**Passage:**
━━━━━━━━
Break Up The Big Hospitals

In his Time magazine cover story, Steven Brill criticized the prices that M.D. Anderson Cancer Center in Houston charges patients. In an op-ed piece appearing in the Wash-ington Post, a couple of the hospital’s doctors step forward evidently to defend their employer against Brill’s criticism. And no surprise, the good doctors point the finger away from the hospital and at the drug companies.

To fix the problem, the doctors suggest that Medicare be allowed to negotiate drug prices, which the law now prohibits, and they want to outlaw “pay for delay” agreements through which drug companies delay the introduction of generic products. The doctors also sug-gest that “market forces should have a greater role” in cancer drug pricing.

Their definition of “market forces,” however, would require FDA approval which the doc-tors apparently do not understand is the opposite of market forces. Brill does the same thing in his article:  he wants us to tighten the antitrust laws, meaning a move toward markets and competition, but then Brill makes additional suggestions that would destroy markets and competition. Both Brill and the doctors are incoherent.

Brill is quite correct that more antitrust enforcement is needed to control healthcare prices. But blocking mergers in obscure markets would not be sufficient – the government must also break up the big hospitals and the other big players in the industry. And a good place to start would be with the Texas Medical Center to which M.D. Anderson belongs. As Brill points out, the Texas Medical Center is a 1,300 acre, 280-building complex with 19,000 employees. It could be broken up nicely into perhaps three separate companies.

Breaking up the Texas Medical Center would increase healthcare competition in Houston and even beyond and start to bring prices down. Relying on this kind of market-based approach would be better than the centralized approach that everyone seems to find acceptable, even though all the evidence shows that centrally planned economies never outperform those based upon markets.
━━━━━━━━
**Information:**

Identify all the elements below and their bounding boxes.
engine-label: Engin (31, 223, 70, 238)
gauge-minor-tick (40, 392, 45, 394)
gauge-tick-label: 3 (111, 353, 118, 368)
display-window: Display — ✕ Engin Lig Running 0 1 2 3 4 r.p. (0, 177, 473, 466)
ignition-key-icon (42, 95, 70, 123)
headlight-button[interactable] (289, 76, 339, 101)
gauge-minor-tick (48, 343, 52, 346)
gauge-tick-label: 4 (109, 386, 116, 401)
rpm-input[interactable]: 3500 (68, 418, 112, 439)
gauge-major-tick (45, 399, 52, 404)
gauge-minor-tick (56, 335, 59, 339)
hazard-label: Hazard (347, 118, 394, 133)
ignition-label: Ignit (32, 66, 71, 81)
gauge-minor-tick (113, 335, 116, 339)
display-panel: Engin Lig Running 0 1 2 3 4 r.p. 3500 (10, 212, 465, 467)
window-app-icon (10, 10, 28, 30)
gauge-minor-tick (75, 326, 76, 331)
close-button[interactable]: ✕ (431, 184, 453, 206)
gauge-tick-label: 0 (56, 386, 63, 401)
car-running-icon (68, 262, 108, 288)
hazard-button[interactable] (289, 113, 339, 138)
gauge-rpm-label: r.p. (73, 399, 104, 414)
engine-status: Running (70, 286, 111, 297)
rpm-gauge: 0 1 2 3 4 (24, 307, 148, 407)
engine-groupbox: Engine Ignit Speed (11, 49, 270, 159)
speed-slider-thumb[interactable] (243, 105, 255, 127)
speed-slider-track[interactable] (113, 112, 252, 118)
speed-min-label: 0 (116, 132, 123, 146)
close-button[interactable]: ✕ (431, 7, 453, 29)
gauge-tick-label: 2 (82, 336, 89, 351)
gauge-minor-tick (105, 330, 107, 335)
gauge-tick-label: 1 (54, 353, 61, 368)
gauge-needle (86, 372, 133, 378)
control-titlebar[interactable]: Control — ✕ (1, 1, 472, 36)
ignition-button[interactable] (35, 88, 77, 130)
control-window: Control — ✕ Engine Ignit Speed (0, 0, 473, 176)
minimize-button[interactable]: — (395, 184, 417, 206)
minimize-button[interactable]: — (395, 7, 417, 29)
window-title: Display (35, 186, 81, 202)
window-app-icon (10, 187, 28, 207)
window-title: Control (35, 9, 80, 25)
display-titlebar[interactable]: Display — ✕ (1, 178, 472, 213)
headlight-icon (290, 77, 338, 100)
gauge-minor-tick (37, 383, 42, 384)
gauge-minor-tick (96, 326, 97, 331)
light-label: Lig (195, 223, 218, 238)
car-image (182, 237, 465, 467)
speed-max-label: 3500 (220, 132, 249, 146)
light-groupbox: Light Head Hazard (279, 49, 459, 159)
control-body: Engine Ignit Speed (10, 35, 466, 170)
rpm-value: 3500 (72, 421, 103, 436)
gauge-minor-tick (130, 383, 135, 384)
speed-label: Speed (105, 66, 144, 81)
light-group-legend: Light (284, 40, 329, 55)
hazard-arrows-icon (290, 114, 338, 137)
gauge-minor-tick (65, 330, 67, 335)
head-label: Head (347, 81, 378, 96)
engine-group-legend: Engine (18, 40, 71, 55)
━━━━━━━━
**Task list:**
a - From the op-ed on breaking up big hospitals, retype the text between "In his Time magazine" and "the drug companies.", inclusive.
b - Please condense the paragraph of the op-ed on breaking up big hospitals that begins "Brill is quite correct" into a short bulleted list of its main points.

**Problem solutions:**
a -
In his Time magazine cover story, Steven Brill criticized the prices that M.D. Anderson Cancer Center in Houston charges patients. In an op-ed piece appearing in the Wash-ington Post, a couple of the hospital’s doctors step forward evidently to defend their employer against Brill’s criticism. And no surprise, the good doctors point the finger away from the hospital and at the drug companies.

b -
- Brill is right that more antitrust enforcement is needed to control healthcare prices.
- Blocking mergers in obscure markets would not be enough; the government must also break up the big hospitals and other big players in the industry.
- The Texas Medical Center, which M.D. Anderson belongs to, would be a good place to start.
- According to Brill, it is a 1,300 acre, 280-building complex with 19,000 employees.
- It could be broken up into perhaps three separate companies.